═══ TASK INPUT

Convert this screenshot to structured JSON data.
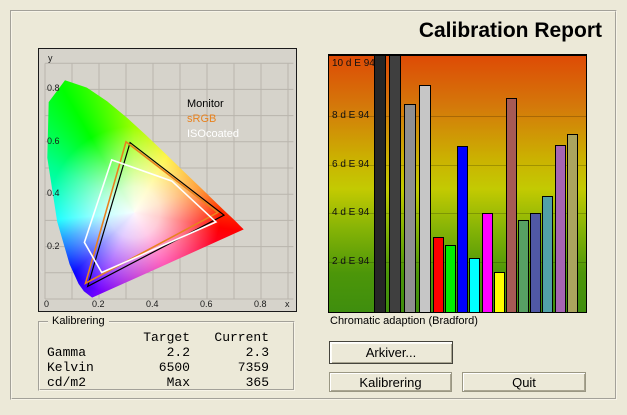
{
  "window": {
    "title": "Calibration Report"
  },
  "cie_diagram": {
    "x_axis_letter": "x",
    "y_axis_letter": "y",
    "origin_label": "0",
    "x_ticks": [
      "0.2",
      "0.4",
      "0.6",
      "0.8"
    ],
    "y_ticks": [
      "0.2",
      "0.4",
      "0.6",
      "0.8"
    ],
    "legend": [
      {
        "label": "Monitor",
        "color": "#000000"
      },
      {
        "label": "sRGB",
        "color": "#e8821e"
      },
      {
        "label": "ISOcoated",
        "color": "#ffffff"
      }
    ]
  },
  "chart_data": [
    {
      "type": "area",
      "title": "CIE 1931 xy chromaticity diagram with device gamuts",
      "xlabel": "x",
      "ylabel": "y",
      "xlim": [
        0,
        0.9
      ],
      "ylim": [
        0,
        0.9
      ],
      "xticks": [
        0.2,
        0.4,
        0.6,
        0.8
      ],
      "yticks": [
        0.2,
        0.4,
        0.6,
        0.8
      ],
      "grid": true,
      "legend_position": "upper-right",
      "series": [
        {
          "name": "Monitor",
          "color": "#000000",
          "stroke_width": 1.2,
          "points": [
            [
              0.315,
              0.597
            ],
            [
              0.663,
              0.32
            ],
            [
              0.158,
              0.048
            ]
          ]
        },
        {
          "name": "sRGB",
          "color": "#e8821e",
          "stroke_width": 1.6,
          "points": [
            [
              0.3,
              0.6
            ],
            [
              0.64,
              0.33
            ],
            [
              0.15,
              0.06
            ]
          ]
        },
        {
          "name": "ISOcoated",
          "color": "#ffffff",
          "stroke_width": 1.6,
          "points": [
            [
              0.247,
              0.531
            ],
            [
              0.47,
              0.45
            ],
            [
              0.633,
              0.294
            ],
            [
              0.21,
              0.101
            ],
            [
              0.146,
              0.216
            ]
          ]
        }
      ]
    },
    {
      "type": "bar",
      "ylabel": "d E 94",
      "ylim": [
        0,
        10.6
      ],
      "grid": true,
      "ytick_values": [
        10,
        8,
        6,
        4,
        2
      ],
      "ytick_labels": [
        "10 d E 94",
        "8 d E 94",
        "6 d E 94",
        "4 d E 94",
        "2 d E 94"
      ],
      "caption": "Chromatic adaption (Bradford)",
      "bars": [
        {
          "name": "black",
          "color": "#262626",
          "value": 10.6
        },
        {
          "name": "dark-gray",
          "color": "#3f3f3f",
          "value": 10.6
        },
        {
          "name": "gray",
          "color": "#8f8f8f",
          "value": 8.6
        },
        {
          "name": "light-gray",
          "color": "#c6c6c6",
          "value": 9.4
        },
        {
          "name": "red",
          "color": "#ff0000",
          "value": 3.1
        },
        {
          "name": "green",
          "color": "#00ee00",
          "value": 2.75
        },
        {
          "name": "blue",
          "color": "#0000ff",
          "value": 6.85
        },
        {
          "name": "cyan",
          "color": "#00ffff",
          "value": 2.25
        },
        {
          "name": "magenta",
          "color": "#ff00ff",
          "value": 4.1
        },
        {
          "name": "yellow",
          "color": "#ffff00",
          "value": 1.65
        },
        {
          "name": "brown",
          "color": "#a65a55",
          "value": 8.85
        },
        {
          "name": "sea-green",
          "color": "#57a063",
          "value": 3.8
        },
        {
          "name": "slate-blue",
          "color": "#5058a5",
          "value": 4.1
        },
        {
          "name": "cadet-blue",
          "color": "#51a1a8",
          "value": 4.8
        },
        {
          "name": "orchid",
          "color": "#a565b2",
          "value": 6.9
        },
        {
          "name": "khaki",
          "color": "#aba45e",
          "value": 7.35
        }
      ]
    }
  ],
  "calibration": {
    "group_label": "Kalibrering",
    "columns": [
      "Target",
      "Current"
    ],
    "rows": [
      {
        "label": "Gamma",
        "target": "2.2",
        "current": "2.3"
      },
      {
        "label": "Kelvin",
        "target": "6500",
        "current": "7359"
      },
      {
        "label": "cd/m2",
        "target": "Max",
        "current": "365"
      }
    ]
  },
  "buttons": {
    "archive": "Arkiver...",
    "calibrate": "Kalibrering",
    "quit": "Quit"
  }
}
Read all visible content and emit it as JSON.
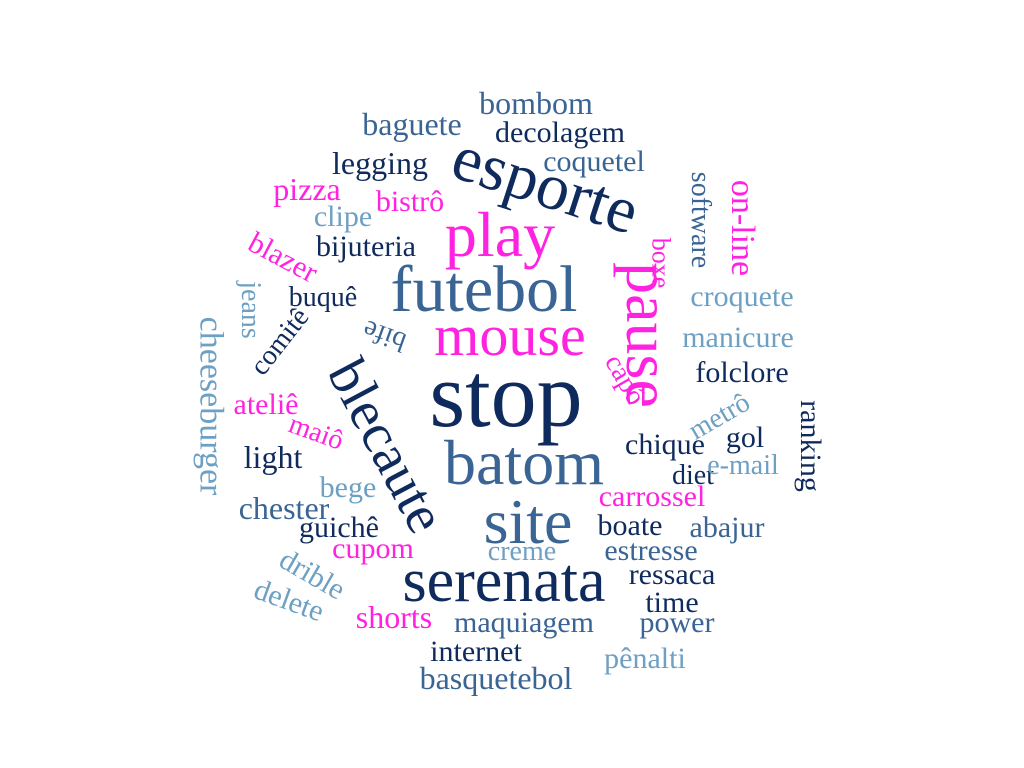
{
  "colors": {
    "navy": "#0f2a5c",
    "mid_blue": "#3a6494",
    "light_blue": "#6ea0c4",
    "magenta": "#ff22e0"
  },
  "words": [
    {
      "id": "bombom",
      "text": "bombom",
      "color": "mid_blue"
    },
    {
      "id": "baguete",
      "text": "baguete",
      "color": "mid_blue"
    },
    {
      "id": "decolagem",
      "text": "decolagem",
      "color": "navy"
    },
    {
      "id": "esporte",
      "text": "esporte",
      "color": "navy"
    },
    {
      "id": "legging",
      "text": "legging",
      "color": "navy"
    },
    {
      "id": "coquetel",
      "text": "coquetel",
      "color": "mid_blue"
    },
    {
      "id": "software",
      "text": "software",
      "color": "mid_blue"
    },
    {
      "id": "on-line",
      "text": "on-line",
      "color": "magenta"
    },
    {
      "id": "pizza",
      "text": "pizza",
      "color": "magenta"
    },
    {
      "id": "bistro",
      "text": "bistrô",
      "color": "magenta"
    },
    {
      "id": "play",
      "text": "play",
      "color": "magenta"
    },
    {
      "id": "clipe",
      "text": "clipe",
      "color": "light_blue"
    },
    {
      "id": "blazer",
      "text": "blazer",
      "color": "magenta"
    },
    {
      "id": "bijuteria",
      "text": "bijuteria",
      "color": "navy"
    },
    {
      "id": "boxe",
      "text": "boxe",
      "color": "magenta"
    },
    {
      "id": "futebol",
      "text": "futebol",
      "color": "mid_blue"
    },
    {
      "id": "pause",
      "text": "pause",
      "color": "magenta"
    },
    {
      "id": "jeans",
      "text": "jeans",
      "color": "light_blue"
    },
    {
      "id": "buque",
      "text": "buquê",
      "color": "navy"
    },
    {
      "id": "croquete",
      "text": "croquete",
      "color": "light_blue"
    },
    {
      "id": "mouse",
      "text": "mouse",
      "color": "magenta"
    },
    {
      "id": "cheeseburger",
      "text": "cheeseburger",
      "color": "light_blue"
    },
    {
      "id": "comite",
      "text": "comitê",
      "color": "navy"
    },
    {
      "id": "bife",
      "text": "bife",
      "color": "mid_blue"
    },
    {
      "id": "manicure",
      "text": "manicure",
      "color": "light_blue"
    },
    {
      "id": "blecaute",
      "text": "blecaute",
      "color": "navy"
    },
    {
      "id": "stop",
      "text": "stop",
      "color": "navy"
    },
    {
      "id": "capo",
      "text": "capô",
      "color": "magenta"
    },
    {
      "id": "folclore",
      "text": "folclore",
      "color": "navy"
    },
    {
      "id": "atelie",
      "text": "ateliê",
      "color": "magenta"
    },
    {
      "id": "ranking",
      "text": "ranking",
      "color": "navy"
    },
    {
      "id": "maio",
      "text": "maiô",
      "color": "magenta"
    },
    {
      "id": "metro",
      "text": "metrô",
      "color": "light_blue"
    },
    {
      "id": "light",
      "text": "light",
      "color": "navy"
    },
    {
      "id": "batom",
      "text": "batom",
      "color": "mid_blue"
    },
    {
      "id": "chique",
      "text": "chique",
      "color": "navy"
    },
    {
      "id": "gol",
      "text": "gol",
      "color": "navy"
    },
    {
      "id": "diet",
      "text": "diet",
      "color": "navy"
    },
    {
      "id": "e-mail",
      "text": "e-mail",
      "color": "light_blue"
    },
    {
      "id": "bege",
      "text": "bege",
      "color": "light_blue"
    },
    {
      "id": "chester",
      "text": "chester",
      "color": "mid_blue"
    },
    {
      "id": "carrossel",
      "text": "carrossel",
      "color": "magenta"
    },
    {
      "id": "site",
      "text": "site",
      "color": "mid_blue"
    },
    {
      "id": "guiche",
      "text": "guichê",
      "color": "navy"
    },
    {
      "id": "boate",
      "text": "boate",
      "color": "navy"
    },
    {
      "id": "abajur",
      "text": "abajur",
      "color": "mid_blue"
    },
    {
      "id": "cupom",
      "text": "cupom",
      "color": "magenta"
    },
    {
      "id": "creme",
      "text": "creme",
      "color": "light_blue"
    },
    {
      "id": "estresse",
      "text": "estresse",
      "color": "mid_blue"
    },
    {
      "id": "serenata",
      "text": "serenata",
      "color": "navy"
    },
    {
      "id": "drible",
      "text": "drible",
      "color": "light_blue"
    },
    {
      "id": "ressaca",
      "text": "ressaca",
      "color": "navy"
    },
    {
      "id": "delete",
      "text": "delete",
      "color": "light_blue"
    },
    {
      "id": "time",
      "text": "time",
      "color": "navy"
    },
    {
      "id": "shorts",
      "text": "shorts",
      "color": "magenta"
    },
    {
      "id": "maquiagem",
      "text": "maquiagem",
      "color": "mid_blue"
    },
    {
      "id": "power",
      "text": "power",
      "color": "mid_blue"
    },
    {
      "id": "internet",
      "text": "internet",
      "color": "navy"
    },
    {
      "id": "penalti",
      "text": "pênalti",
      "color": "light_blue"
    },
    {
      "id": "basquetebol",
      "text": "basquetebol",
      "color": "mid_blue"
    }
  ]
}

══════

__SET TASK__. Find every line in the records that has the string "gray", then state how many there are and nothing else.

__OUTPUT OF THE TASK__. 3